╭──
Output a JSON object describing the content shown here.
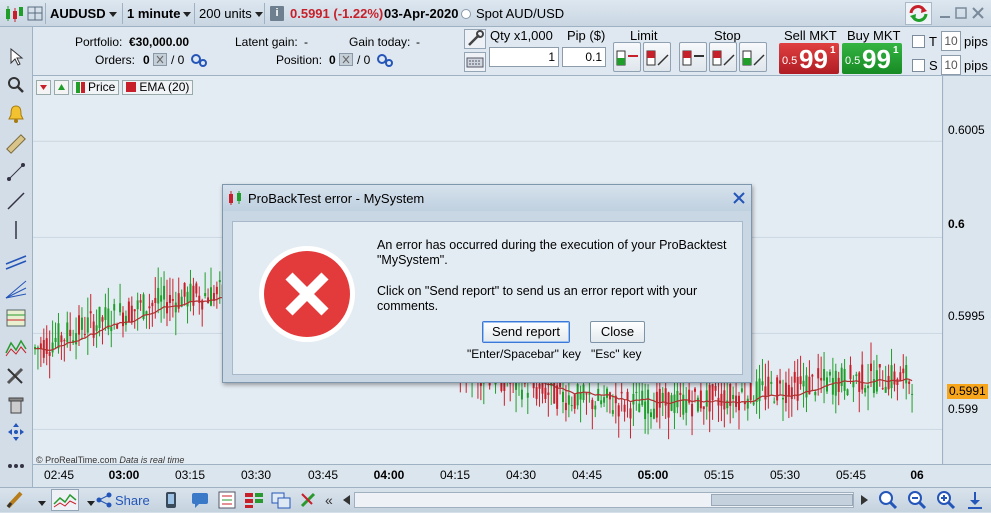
{
  "toolbar": {
    "symbol": "AUDUSD",
    "interval": "1 minute",
    "units": "200 units",
    "price": "0.5991 (-1.22%)",
    "date": "03-Apr-2020",
    "instrument_name": "Spot AUD/USD",
    "info_badge": "i"
  },
  "portfolio": {
    "portfolio_label": "Portfolio:",
    "portfolio_value": "€30,000.00",
    "orders_label": "Orders:",
    "orders_count": "0",
    "orders_slash": "/ 0",
    "latent_label": "Latent gain:",
    "latent_value": "-",
    "today_label": "Gain today:",
    "today_value": "-",
    "position_label": "Position:",
    "position_count": "0",
    "position_slash": "/ 0"
  },
  "order_panel": {
    "qty_label": "Qty x1,000",
    "qty_value": "1",
    "pip_label": "Pip ($)",
    "pip_value": "0.1",
    "limit_label": "Limit",
    "stop_label": "Stop",
    "sell_label": "Sell MKT",
    "buy_label": "Buy MKT",
    "sell_prefix": "0.5",
    "sell_big": "99",
    "sell_sup": "1",
    "buy_prefix": "0.5",
    "buy_big": "99",
    "buy_sup": "1",
    "t_label": "T",
    "t_value": "10",
    "s_label": "S",
    "s_value": "10",
    "pips_label": "pips"
  },
  "legend": {
    "price_label": "Price",
    "ema_label": "EMA (20)"
  },
  "chart_data": {
    "type": "bar",
    "title": "",
    "watermark": "© ProRealTime.com",
    "watermark_note": "Data is real time",
    "y_ticks": [
      "0.6005",
      "0.6",
      "0.5995",
      "0.599"
    ],
    "y_tick_values": [
      0.6005,
      0.6,
      0.5995,
      0.599
    ],
    "current_price_label": "0.5991",
    "x_ticks": [
      "02:45",
      "03:00",
      "03:15",
      "03:30",
      "03:45",
      "04:00",
      "04:15",
      "04:30",
      "04:45",
      "05:00",
      "05:15",
      "05:30",
      "05:45",
      "06"
    ],
    "x_ticks_bold": [
      "03:00",
      "04:00",
      "05:00",
      "06"
    ],
    "ylim": [
      0.59882,
      0.60084
    ],
    "colors": {
      "up": "#1f9e2a",
      "down": "#c8202a",
      "ema": "#b03030"
    }
  },
  "dialog": {
    "title": "ProBackTest error - MySystem",
    "message_1": "An error has occurred during the execution of your ProBacktest \"MySystem\".",
    "message_2": "Click on \"Send report\" to send us an error report with your comments.",
    "send_button": "Send report",
    "close_button": "Close",
    "send_hint": "\"Enter/Spacebar\" key",
    "close_hint": "\"Esc\" key"
  },
  "bottom": {
    "share_label": "Share"
  }
}
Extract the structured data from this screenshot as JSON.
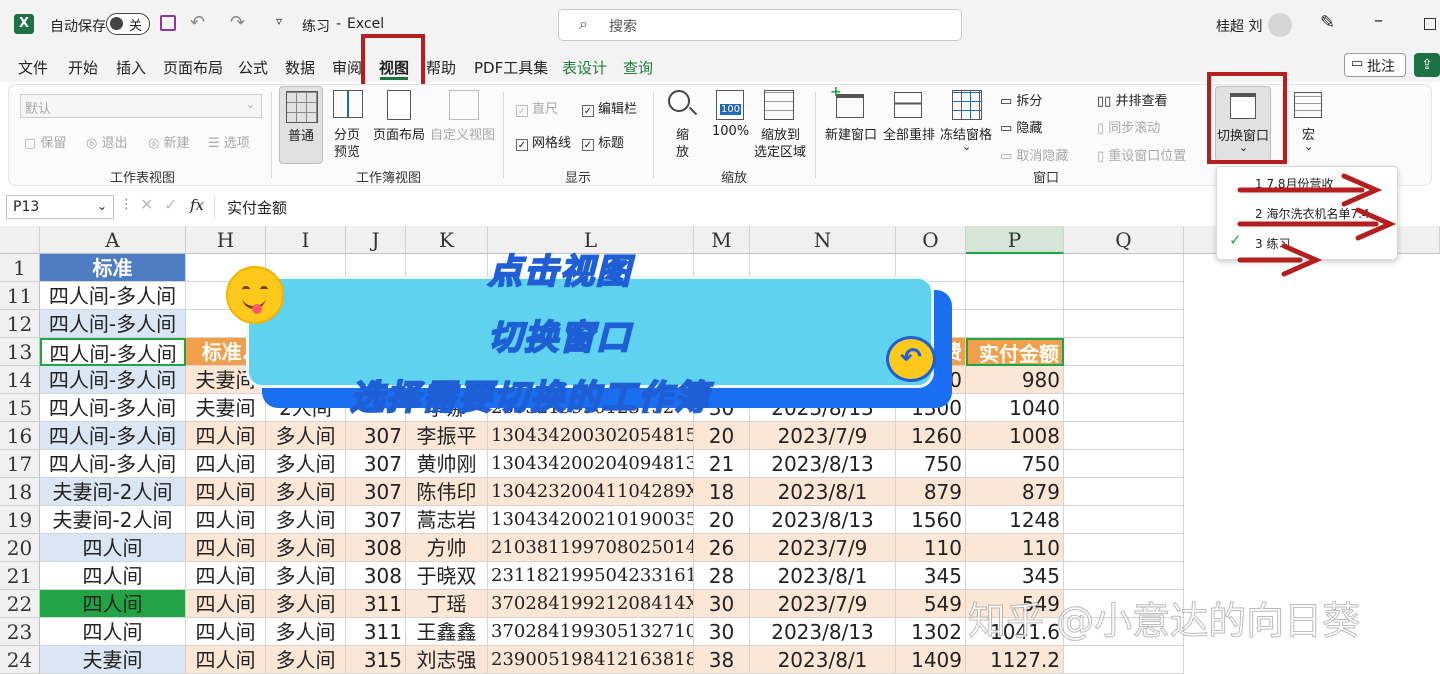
{
  "titlebar": {
    "autosave": "自动保存",
    "toggle": "关",
    "filename": "练习",
    "app": "Excel",
    "search": "搜索",
    "user": "桂超 刘"
  },
  "menu": [
    "文件",
    "开始",
    "插入",
    "页面布局",
    "公式",
    "数据",
    "审阅",
    "视图",
    "帮助",
    "PDF工具集",
    "表设计",
    "查询"
  ],
  "comment_button": "批注",
  "ribbon": {
    "sheetview": {
      "dropdown": "默认",
      "keep": "保留",
      "exit": "退出",
      "new": "新建",
      "options": "选项",
      "group": "工作表视图"
    },
    "workbookview": {
      "normal": "普通",
      "pagebreak1": "分页",
      "pagebreak2": "预览",
      "pagelayout": "页面布局",
      "custom": "自定义视图",
      "group": "工作簿视图"
    },
    "show": {
      "ruler": "直尺",
      "formulabar": "编辑栏",
      "gridlines": "网格线",
      "headings": "标题",
      "group": "显示"
    },
    "zoom": {
      "zoom1": "缩",
      "zoom2": "放",
      "hundred": "100%",
      "sel1": "缩放到",
      "sel2": "选定区域",
      "group": "缩放",
      "icon100": "100"
    },
    "window": {
      "newwin": "新建窗口",
      "arrange": "全部重排",
      "freeze": "冻结窗格",
      "split": "拆分",
      "hide": "隐藏",
      "unhide": "取消隐藏",
      "side": "并排查看",
      "sync": "同步滚动",
      "reset": "重设窗口位置",
      "switch": "切换窗口",
      "group": "窗口"
    },
    "macro": {
      "label": "宏"
    }
  },
  "dropdown": {
    "items": [
      "1 7.8月份营收",
      "2 海尔洗衣机名单7.4",
      "3 练习"
    ]
  },
  "formula": {
    "namebox": "P13",
    "fx": "fx",
    "value": "实付金额"
  },
  "columns": [
    "A",
    "H",
    "I",
    "J",
    "K",
    "L",
    "M",
    "N",
    "O",
    "P",
    "Q"
  ],
  "rows": [
    {
      "n": "1",
      "a": "标准"
    },
    {
      "n": "11",
      "a": "四人间-多人间"
    },
    {
      "n": "12",
      "a": "四人间-多人间"
    },
    {
      "n": "13",
      "a": "四人间-多人间",
      "h": "标准.",
      "o": "费",
      "p": "实付金额"
    },
    {
      "n": "14",
      "a": "四人间-多人间",
      "h": "夫妻间",
      "o": "980",
      "p": "980"
    },
    {
      "n": "15",
      "a": "四人间-多人间",
      "h": "夫妻间",
      "i": "2人间",
      "k": "李娜",
      "l": "2303219990123152",
      "m": "30",
      "nn": "2023/8/13",
      "o": "1300",
      "p": "1040"
    },
    {
      "n": "16",
      "a": "四人间-多人间",
      "h": "四人间",
      "i": "多人间",
      "j": "307",
      "k": "李振平",
      "l": "130434200302054815",
      "m": "20",
      "nn": "2023/7/9",
      "o": "1260",
      "p": "1008"
    },
    {
      "n": "17",
      "a": "四人间-多人间",
      "h": "四人间",
      "i": "多人间",
      "j": "307",
      "k": "黄帅刚",
      "l": "130434200204094813",
      "m": "21",
      "nn": "2023/8/13",
      "o": "750",
      "p": "750"
    },
    {
      "n": "18",
      "a": "夫妻间-2人间",
      "h": "四人间",
      "i": "多人间",
      "j": "307",
      "k": "陈伟印",
      "l": "13042320041104289X",
      "m": "18",
      "nn": "2023/8/1",
      "o": "879",
      "p": "879"
    },
    {
      "n": "19",
      "a": "夫妻间-2人间",
      "h": "四人间",
      "i": "多人间",
      "j": "307",
      "k": "蒿志岩",
      "l": "130434200210190035",
      "m": "20",
      "nn": "2023/8/13",
      "o": "1560",
      "p": "1248"
    },
    {
      "n": "20",
      "a": "四人间",
      "h": "四人间",
      "i": "多人间",
      "j": "308",
      "k": "方帅",
      "l": "210381199708025014",
      "m": "26",
      "nn": "2023/7/9",
      "o": "110",
      "p": "110"
    },
    {
      "n": "21",
      "a": "四人间",
      "h": "四人间",
      "i": "多人间",
      "j": "308",
      "k": "于晓双",
      "l": "231182199504233161",
      "m": "28",
      "nn": "2023/8/1",
      "o": "345",
      "p": "345"
    },
    {
      "n": "22",
      "a": "四人间",
      "h": "四人间",
      "i": "多人间",
      "j": "311",
      "k": "丁瑶",
      "l": "37028419921208414X",
      "m": "30",
      "nn": "2023/7/9",
      "o": "549",
      "p": "549"
    },
    {
      "n": "23",
      "a": "四人间",
      "h": "四人间",
      "i": "多人间",
      "j": "311",
      "k": "王鑫鑫",
      "l": "370284199305132710",
      "m": "30",
      "nn": "2023/8/13",
      "o": "1302",
      "p": "1041.6"
    },
    {
      "n": "24",
      "a": "夫妻间",
      "h": "四人间",
      "i": "多人间",
      "j": "315",
      "k": "刘志强",
      "l": "239005198412163818",
      "m": "38",
      "nn": "2023/8/1",
      "o": "1409",
      "p": "1127.2"
    }
  ],
  "banner": {
    "line1": "点击视图",
    "line2": "切换窗口",
    "line3": "选择需要切换的工作簿"
  },
  "watermark": "知乎 @小意达的向日葵",
  "colors": {
    "accent_red": "#b41e1e",
    "header_blue": "#4f7dc3",
    "header_orange": "#f0a04b",
    "band_orange": "#fce6d6",
    "band_blue": "#dbe6f4",
    "selected_green": "#21a346"
  }
}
╰──
DIRECTION: State the number of lines in this listing that contain the string "error", and add nothing else.

OUTPUT: 3